▸ Prompt:
Would you transcribe the listing that follows, character for character, and omit its images?

▸ Records shown:
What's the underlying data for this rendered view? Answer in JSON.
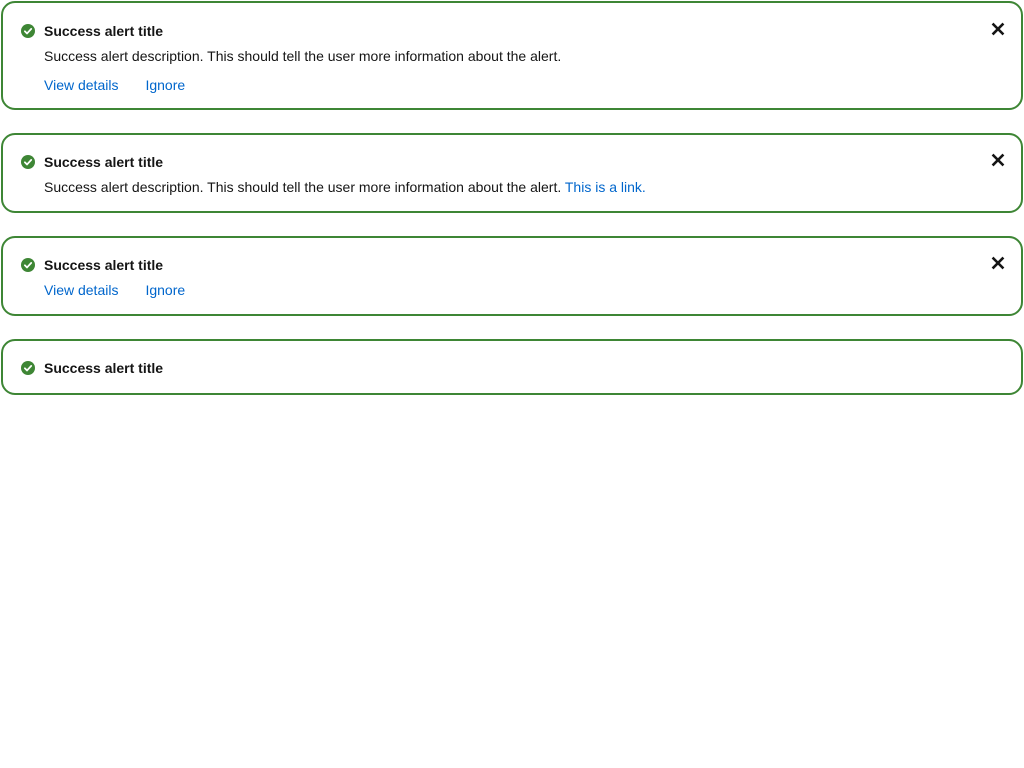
{
  "colors": {
    "success": "#3e8635",
    "link": "#0066cc",
    "text": "#151515"
  },
  "alerts": [
    {
      "icon": "check-circle-icon",
      "title": "Success alert title",
      "description": "Success alert description. This should tell the user more information about the alert.",
      "actions": [
        "View details",
        "Ignore"
      ],
      "dismissible": true
    },
    {
      "icon": "check-circle-icon",
      "title": "Success alert title",
      "description": "Success alert description. This should tell the user more information about the alert.",
      "description_link": "This is a link.",
      "dismissible": true
    },
    {
      "icon": "check-circle-icon",
      "title": "Success alert title",
      "actions": [
        "View details",
        "Ignore"
      ],
      "dismissible": true
    },
    {
      "icon": "check-circle-icon",
      "title": "Success alert title",
      "dismissible": false
    }
  ]
}
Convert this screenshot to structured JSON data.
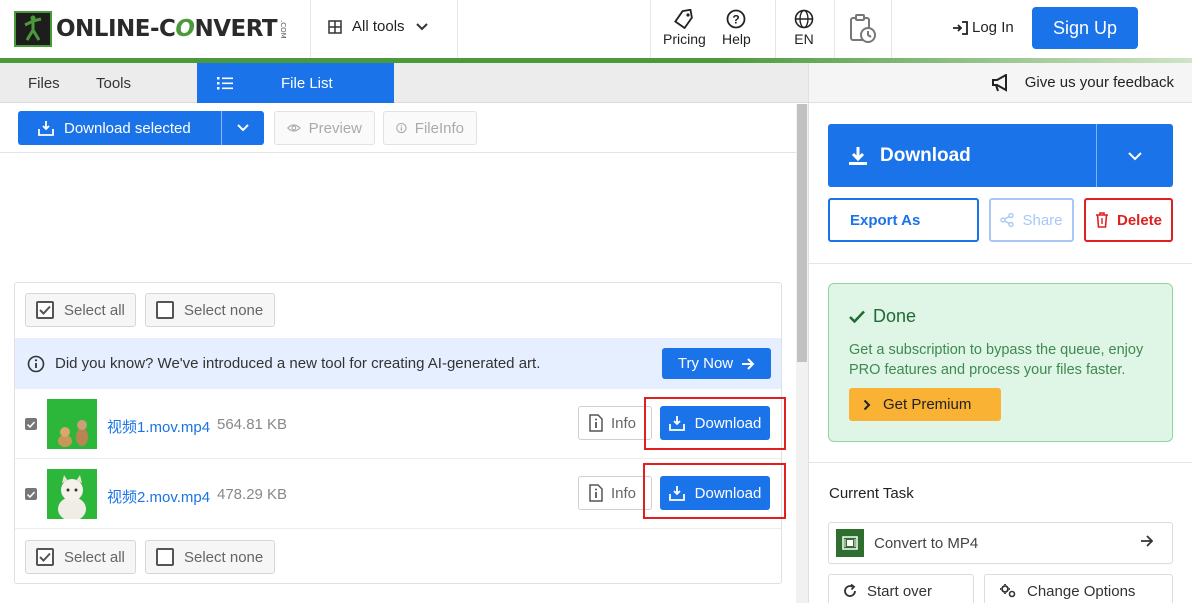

▸ Answer to this exercise:
What's the underlying data for this rendered view? Answer in JSON.
{
  "colors": {
    "success": "#3e8635",
    "link": "#0066cc",
    "text": "#151515"
  },
  "alerts": [
    {
      "icon": "check-circle-icon",
      "title": "Success alert title",
      "description": "Success alert description. This should tell the user more information about the alert.",
      "actions": [
        "View details",
        "Ignore"
      ],
      "dismissible": true
    },
    {
      "icon": "check-circle-icon",
      "title": "Success alert title",
      "description": "Success alert description. This should tell the user more information about the alert.",
      "description_link": "This is a link.",
      "dismissible": true
    },
    {
      "icon": "check-circle-icon",
      "title": "Success alert title",
      "actions": [
        "View details",
        "Ignore"
      ],
      "dismissible": true
    },
    {
      "icon": "check-circle-icon",
      "title": "Success alert title",
      "dismissible": false
    }
  ]
}
Convert this screenshot to structured JSON data.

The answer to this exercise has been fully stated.